▶ **DIRECTIONS FOR THIS TASK**: Each entry below should be reproduced character for character.

▶ **DATA SUPPLIED**:
"""

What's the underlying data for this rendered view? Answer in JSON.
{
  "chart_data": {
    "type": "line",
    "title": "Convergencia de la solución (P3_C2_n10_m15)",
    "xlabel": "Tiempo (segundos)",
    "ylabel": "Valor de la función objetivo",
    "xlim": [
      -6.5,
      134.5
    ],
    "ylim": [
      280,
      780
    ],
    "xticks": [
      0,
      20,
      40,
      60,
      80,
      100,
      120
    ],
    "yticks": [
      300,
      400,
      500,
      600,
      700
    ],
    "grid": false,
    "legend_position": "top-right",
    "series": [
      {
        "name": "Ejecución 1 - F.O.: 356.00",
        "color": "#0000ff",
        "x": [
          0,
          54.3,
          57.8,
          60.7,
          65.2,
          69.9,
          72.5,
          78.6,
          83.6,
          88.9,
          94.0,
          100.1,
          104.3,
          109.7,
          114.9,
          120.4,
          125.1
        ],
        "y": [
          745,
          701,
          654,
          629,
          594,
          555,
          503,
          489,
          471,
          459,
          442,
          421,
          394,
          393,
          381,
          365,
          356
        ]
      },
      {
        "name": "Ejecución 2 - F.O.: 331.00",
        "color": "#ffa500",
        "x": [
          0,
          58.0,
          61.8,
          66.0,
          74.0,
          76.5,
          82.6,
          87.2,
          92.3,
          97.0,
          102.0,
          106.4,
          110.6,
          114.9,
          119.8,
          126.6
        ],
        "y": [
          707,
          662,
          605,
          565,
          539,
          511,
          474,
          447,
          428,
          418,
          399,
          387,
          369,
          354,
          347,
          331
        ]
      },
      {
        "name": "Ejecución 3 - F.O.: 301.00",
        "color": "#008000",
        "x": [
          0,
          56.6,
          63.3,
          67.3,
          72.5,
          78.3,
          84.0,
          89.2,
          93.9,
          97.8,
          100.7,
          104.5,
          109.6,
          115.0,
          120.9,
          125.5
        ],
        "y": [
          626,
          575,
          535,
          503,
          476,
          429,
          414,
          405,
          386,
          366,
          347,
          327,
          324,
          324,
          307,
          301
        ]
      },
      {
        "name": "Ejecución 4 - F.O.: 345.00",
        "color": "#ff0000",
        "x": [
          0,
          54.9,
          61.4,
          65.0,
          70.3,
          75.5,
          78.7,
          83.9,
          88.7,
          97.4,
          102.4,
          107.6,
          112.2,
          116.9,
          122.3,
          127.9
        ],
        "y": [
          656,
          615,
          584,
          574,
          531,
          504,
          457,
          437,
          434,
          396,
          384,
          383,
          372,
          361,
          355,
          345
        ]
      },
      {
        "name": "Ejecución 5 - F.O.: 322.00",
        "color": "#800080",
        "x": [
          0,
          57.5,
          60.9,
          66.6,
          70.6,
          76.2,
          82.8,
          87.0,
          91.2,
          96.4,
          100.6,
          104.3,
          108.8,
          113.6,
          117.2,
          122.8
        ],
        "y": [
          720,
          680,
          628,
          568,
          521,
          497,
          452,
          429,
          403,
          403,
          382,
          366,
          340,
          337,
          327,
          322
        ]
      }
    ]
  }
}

"""

▶ **PROBLEM SOLUTION**:
What's the underlying data for this rendered view? Answer in JSON.
{
  "chart_data": {
    "type": "line",
    "title": "Convergencia de la solución (P3_C2_n10_m15)",
    "xlabel": "Tiempo (segundos)",
    "ylabel": "Valor de la función objetivo",
    "xlim": [
      -6.5,
      134.5
    ],
    "ylim": [
      280,
      780
    ],
    "xticks": [
      0,
      20,
      40,
      60,
      80,
      100,
      120
    ],
    "yticks": [
      300,
      400,
      500,
      600,
      700
    ],
    "grid": false,
    "legend_position": "top-right",
    "series": [
      {
        "name": "Ejecución 1 - F.O.: 356.00",
        "color": "#0000ff",
        "x": [
          0,
          54.3,
          57.8,
          60.7,
          65.2,
          69.9,
          72.5,
          78.6,
          83.6,
          88.9,
          94.0,
          100.1,
          104.3,
          109.7,
          114.9,
          120.4,
          125.1
        ],
        "y": [
          745,
          701,
          654,
          629,
          594,
          555,
          503,
          489,
          471,
          459,
          442,
          421,
          394,
          393,
          381,
          365,
          356
        ]
      },
      {
        "name": "Ejecución 2 - F.O.: 331.00",
        "color": "#ffa500",
        "x": [
          0,
          58.0,
          61.8,
          66.0,
          74.0,
          76.5,
          82.6,
          87.2,
          92.3,
          97.0,
          102.0,
          106.4,
          110.6,
          114.9,
          119.8,
          126.6
        ],
        "y": [
          707,
          662,
          605,
          565,
          539,
          511,
          474,
          447,
          428,
          418,
          399,
          387,
          369,
          354,
          347,
          331
        ]
      },
      {
        "name": "Ejecución 3 - F.O.: 301.00",
        "color": "#008000",
        "x": [
          0,
          56.6,
          63.3,
          67.3,
          72.5,
          78.3,
          84.0,
          89.2,
          93.9,
          97.8,
          100.7,
          104.5,
          109.6,
          115.0,
          120.9,
          125.5
        ],
        "y": [
          626,
          575,
          535,
          503,
          476,
          429,
          414,
          405,
          386,
          366,
          347,
          327,
          324,
          324,
          307,
          301
        ]
      },
      {
        "name": "Ejecución 4 - F.O.: 345.00",
        "color": "#ff0000",
        "x": [
          0,
          54.9,
          61.4,
          65.0,
          70.3,
          75.5,
          78.7,
          83.9,
          88.7,
          97.4,
          102.4,
          107.6,
          112.2,
          116.9,
          122.3,
          127.9
        ],
        "y": [
          656,
          615,
          584,
          574,
          531,
          504,
          457,
          437,
          434,
          396,
          384,
          383,
          372,
          361,
          355,
          345
        ]
      },
      {
        "name": "Ejecución 5 - F.O.: 322.00",
        "color": "#800080",
        "x": [
          0,
          57.5,
          60.9,
          66.6,
          70.6,
          76.2,
          82.8,
          87.0,
          91.2,
          96.4,
          100.6,
          104.3,
          108.8,
          113.6,
          117.2,
          122.8
        ],
        "y": [
          720,
          680,
          628,
          568,
          521,
          497,
          452,
          429,
          403,
          403,
          382,
          366,
          340,
          337,
          327,
          322
        ]
      }
    ]
  }
}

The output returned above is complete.